Work instructions: Put the lines from the start of the records through the line that contains "bar-russia-42 [585,330,597,411]", inclusive, into a numbered list, leaving out any blank lines.

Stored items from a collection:
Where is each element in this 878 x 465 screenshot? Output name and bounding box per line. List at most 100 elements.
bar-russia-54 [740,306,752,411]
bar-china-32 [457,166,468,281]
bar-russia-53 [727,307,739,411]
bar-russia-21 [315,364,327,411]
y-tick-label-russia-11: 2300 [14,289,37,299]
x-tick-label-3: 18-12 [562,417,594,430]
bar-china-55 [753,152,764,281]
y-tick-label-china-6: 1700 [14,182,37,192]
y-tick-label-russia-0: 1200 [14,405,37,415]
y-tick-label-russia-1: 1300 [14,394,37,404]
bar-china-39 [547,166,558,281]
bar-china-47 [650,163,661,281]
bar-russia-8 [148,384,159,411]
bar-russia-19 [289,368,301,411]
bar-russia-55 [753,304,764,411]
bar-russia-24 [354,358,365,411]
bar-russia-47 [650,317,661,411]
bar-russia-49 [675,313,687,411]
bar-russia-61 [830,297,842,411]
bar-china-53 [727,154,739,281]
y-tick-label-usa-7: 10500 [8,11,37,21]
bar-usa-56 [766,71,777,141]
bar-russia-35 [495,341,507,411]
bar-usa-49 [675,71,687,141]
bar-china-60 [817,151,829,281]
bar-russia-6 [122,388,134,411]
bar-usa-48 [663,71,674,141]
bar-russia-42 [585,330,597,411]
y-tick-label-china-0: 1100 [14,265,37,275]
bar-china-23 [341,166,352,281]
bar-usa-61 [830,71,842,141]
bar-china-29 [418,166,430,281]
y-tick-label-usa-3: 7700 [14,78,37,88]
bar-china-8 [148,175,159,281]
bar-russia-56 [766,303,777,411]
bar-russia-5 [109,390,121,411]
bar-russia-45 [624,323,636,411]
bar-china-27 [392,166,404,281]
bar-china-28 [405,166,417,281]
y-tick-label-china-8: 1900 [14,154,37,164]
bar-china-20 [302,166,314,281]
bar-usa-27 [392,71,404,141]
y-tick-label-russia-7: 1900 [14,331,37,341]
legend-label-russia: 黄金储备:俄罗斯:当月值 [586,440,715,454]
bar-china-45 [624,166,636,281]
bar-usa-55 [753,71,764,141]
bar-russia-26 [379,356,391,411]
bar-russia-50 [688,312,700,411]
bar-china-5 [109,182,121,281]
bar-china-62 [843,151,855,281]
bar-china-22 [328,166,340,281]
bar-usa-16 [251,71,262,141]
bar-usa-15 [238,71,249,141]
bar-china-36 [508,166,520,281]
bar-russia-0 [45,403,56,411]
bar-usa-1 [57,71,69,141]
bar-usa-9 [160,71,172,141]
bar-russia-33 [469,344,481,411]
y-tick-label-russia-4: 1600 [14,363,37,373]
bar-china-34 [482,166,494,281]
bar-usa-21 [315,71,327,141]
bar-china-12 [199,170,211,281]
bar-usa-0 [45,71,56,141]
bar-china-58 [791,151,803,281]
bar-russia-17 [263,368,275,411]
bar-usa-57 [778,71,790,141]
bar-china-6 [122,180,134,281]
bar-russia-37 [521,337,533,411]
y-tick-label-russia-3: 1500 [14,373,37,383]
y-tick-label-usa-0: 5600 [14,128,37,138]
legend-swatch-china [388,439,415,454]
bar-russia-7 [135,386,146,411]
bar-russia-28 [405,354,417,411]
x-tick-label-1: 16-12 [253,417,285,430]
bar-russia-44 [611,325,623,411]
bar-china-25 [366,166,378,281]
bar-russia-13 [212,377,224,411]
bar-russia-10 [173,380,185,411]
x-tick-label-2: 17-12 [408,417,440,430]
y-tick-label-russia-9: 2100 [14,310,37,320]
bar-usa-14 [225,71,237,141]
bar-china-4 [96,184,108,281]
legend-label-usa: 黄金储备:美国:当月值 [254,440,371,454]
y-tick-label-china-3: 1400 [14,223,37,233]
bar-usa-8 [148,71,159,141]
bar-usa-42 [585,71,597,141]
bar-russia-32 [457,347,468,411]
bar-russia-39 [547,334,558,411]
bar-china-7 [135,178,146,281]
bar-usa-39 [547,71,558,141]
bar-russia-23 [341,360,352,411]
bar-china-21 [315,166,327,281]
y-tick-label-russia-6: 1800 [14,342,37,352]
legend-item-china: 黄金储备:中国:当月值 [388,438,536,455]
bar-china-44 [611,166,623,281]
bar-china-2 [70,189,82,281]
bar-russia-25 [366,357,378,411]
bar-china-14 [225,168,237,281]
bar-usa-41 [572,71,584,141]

Exercise result:
1. Where is each element in this 878 x 465 screenshot? Output name and bounding box per line. List at most 100 elements.
2. bar-russia-54 [740,306,752,411]
3. bar-china-32 [457,166,468,281]
4. bar-russia-53 [727,307,739,411]
5. bar-russia-21 [315,364,327,411]
6. y-tick-label-russia-11: 2300 [14,289,37,299]
7. x-tick-label-3: 18-12 [562,417,594,430]
8. bar-china-55 [753,152,764,281]
9. y-tick-label-china-6: 1700 [14,182,37,192]
10. y-tick-label-russia-0: 1200 [14,405,37,415]
11. y-tick-label-russia-1: 1300 [14,394,37,404]
12. bar-china-39 [547,166,558,281]
13. bar-china-47 [650,163,661,281]
14. bar-russia-8 [148,384,159,411]
15. bar-russia-19 [289,368,301,411]
16. bar-russia-55 [753,304,764,411]
17. bar-russia-24 [354,358,365,411]
18. bar-russia-47 [650,317,661,411]
19. bar-russia-49 [675,313,687,411]
20. bar-russia-61 [830,297,842,411]
21. bar-china-53 [727,154,739,281]
22. y-tick-label-usa-7: 10500 [8,11,37,21]
23. bar-usa-56 [766,71,777,141]
24. bar-russia-35 [495,341,507,411]
25. bar-usa-49 [675,71,687,141]
26. bar-china-60 [817,151,829,281]
27. bar-russia-6 [122,388,134,411]
28. bar-usa-48 [663,71,674,141]
29. bar-russia-42 [585,330,597,411]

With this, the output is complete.